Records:
========================================================================
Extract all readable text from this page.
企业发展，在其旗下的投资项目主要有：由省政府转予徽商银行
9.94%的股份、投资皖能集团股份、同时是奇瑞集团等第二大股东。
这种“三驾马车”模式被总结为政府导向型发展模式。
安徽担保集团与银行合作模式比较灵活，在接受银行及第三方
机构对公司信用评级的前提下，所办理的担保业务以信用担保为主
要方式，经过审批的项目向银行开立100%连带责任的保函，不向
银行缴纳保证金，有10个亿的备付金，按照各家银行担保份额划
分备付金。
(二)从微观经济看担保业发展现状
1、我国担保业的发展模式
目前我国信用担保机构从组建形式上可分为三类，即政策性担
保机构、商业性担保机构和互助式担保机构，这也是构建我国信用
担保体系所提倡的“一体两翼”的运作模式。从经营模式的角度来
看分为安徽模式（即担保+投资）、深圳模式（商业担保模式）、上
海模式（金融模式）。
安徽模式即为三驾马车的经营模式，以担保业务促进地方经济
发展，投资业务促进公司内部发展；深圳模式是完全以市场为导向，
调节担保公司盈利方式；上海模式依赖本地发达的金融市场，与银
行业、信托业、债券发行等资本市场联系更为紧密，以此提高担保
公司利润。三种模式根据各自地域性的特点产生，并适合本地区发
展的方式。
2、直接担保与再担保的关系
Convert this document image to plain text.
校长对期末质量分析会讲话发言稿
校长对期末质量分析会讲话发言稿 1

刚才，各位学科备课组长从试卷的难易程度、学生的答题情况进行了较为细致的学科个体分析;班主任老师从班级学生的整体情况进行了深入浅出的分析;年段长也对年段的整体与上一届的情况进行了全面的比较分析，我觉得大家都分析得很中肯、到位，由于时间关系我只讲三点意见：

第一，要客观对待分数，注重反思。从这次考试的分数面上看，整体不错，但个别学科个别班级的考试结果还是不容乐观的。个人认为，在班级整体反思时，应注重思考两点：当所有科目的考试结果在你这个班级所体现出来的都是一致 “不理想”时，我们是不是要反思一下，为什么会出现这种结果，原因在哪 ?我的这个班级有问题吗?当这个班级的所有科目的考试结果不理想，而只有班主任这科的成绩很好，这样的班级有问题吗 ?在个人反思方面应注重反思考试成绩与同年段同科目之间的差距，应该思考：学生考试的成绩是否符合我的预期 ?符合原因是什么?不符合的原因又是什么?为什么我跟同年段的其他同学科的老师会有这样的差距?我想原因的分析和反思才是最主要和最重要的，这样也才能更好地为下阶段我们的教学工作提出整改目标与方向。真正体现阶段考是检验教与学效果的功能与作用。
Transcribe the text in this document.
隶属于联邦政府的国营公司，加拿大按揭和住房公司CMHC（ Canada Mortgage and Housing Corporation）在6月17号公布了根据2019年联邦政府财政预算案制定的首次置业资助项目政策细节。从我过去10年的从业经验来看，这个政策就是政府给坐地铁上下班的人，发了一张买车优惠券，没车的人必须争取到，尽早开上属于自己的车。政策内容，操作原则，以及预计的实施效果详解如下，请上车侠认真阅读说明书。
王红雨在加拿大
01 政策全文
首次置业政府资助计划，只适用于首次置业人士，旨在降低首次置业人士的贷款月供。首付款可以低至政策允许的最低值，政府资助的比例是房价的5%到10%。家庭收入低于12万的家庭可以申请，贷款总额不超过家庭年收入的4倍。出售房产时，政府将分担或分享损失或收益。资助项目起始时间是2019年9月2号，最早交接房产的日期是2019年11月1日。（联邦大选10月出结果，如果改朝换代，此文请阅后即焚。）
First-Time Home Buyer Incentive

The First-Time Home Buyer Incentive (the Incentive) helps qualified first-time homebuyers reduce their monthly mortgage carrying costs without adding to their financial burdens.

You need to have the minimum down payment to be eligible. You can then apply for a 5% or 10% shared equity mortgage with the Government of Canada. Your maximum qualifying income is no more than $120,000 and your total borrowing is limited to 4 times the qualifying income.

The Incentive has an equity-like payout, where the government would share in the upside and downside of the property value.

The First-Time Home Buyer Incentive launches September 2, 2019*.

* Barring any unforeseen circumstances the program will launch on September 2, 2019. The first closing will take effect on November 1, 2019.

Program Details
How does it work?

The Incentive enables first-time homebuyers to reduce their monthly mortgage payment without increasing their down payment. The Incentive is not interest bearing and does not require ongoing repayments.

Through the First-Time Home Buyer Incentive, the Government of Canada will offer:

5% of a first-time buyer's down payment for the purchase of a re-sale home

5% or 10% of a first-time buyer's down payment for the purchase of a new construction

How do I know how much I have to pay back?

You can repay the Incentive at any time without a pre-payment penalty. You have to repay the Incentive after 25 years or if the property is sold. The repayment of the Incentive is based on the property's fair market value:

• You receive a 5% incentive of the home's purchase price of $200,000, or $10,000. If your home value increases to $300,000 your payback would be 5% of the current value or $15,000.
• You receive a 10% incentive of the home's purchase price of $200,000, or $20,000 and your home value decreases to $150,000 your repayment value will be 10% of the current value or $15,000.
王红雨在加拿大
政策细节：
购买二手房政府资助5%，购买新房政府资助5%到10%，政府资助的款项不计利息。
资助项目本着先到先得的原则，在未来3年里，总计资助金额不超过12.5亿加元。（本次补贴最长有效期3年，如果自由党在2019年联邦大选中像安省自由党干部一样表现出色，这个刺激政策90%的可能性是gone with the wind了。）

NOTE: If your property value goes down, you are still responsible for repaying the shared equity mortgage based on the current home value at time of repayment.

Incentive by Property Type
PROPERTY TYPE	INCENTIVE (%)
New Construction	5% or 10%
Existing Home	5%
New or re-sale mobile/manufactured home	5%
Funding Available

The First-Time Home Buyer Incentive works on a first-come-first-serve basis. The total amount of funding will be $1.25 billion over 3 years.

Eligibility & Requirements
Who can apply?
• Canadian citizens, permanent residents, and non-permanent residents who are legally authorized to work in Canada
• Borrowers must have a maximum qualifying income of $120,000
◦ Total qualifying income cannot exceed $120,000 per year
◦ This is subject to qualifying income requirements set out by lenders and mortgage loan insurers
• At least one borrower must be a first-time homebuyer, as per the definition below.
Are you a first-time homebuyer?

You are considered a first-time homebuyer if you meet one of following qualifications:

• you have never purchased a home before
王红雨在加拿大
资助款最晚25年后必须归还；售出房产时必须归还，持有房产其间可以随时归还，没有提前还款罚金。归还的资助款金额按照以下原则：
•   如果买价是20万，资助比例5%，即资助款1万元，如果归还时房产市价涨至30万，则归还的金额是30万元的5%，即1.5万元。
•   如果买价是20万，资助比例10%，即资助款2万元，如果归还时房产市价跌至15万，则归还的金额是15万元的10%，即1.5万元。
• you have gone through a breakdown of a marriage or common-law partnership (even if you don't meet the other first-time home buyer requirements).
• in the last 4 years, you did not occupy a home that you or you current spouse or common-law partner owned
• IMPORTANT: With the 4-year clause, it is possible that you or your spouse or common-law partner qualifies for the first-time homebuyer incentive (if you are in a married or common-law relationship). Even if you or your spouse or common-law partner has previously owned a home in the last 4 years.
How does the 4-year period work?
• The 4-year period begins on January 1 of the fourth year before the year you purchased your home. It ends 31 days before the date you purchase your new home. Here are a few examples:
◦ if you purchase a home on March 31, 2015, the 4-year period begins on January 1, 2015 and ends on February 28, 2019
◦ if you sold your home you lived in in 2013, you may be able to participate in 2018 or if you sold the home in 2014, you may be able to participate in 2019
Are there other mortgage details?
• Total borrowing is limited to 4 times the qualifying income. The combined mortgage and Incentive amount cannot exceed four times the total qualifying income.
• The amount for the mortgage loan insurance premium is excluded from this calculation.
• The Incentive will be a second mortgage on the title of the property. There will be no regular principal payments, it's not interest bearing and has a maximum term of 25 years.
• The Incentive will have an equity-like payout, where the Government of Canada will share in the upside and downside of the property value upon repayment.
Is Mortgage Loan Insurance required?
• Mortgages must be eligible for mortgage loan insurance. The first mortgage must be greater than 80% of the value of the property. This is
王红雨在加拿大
========================================================================
Identify and copy lines that hold the string "where".

Output below:
The Incentive has an equity-like payout, where the government would share in the upside and downside of the property value.
• The Incentive will have an equity-like payout, where the Government of Canada will share in the upside and downside of the property value upon repayment.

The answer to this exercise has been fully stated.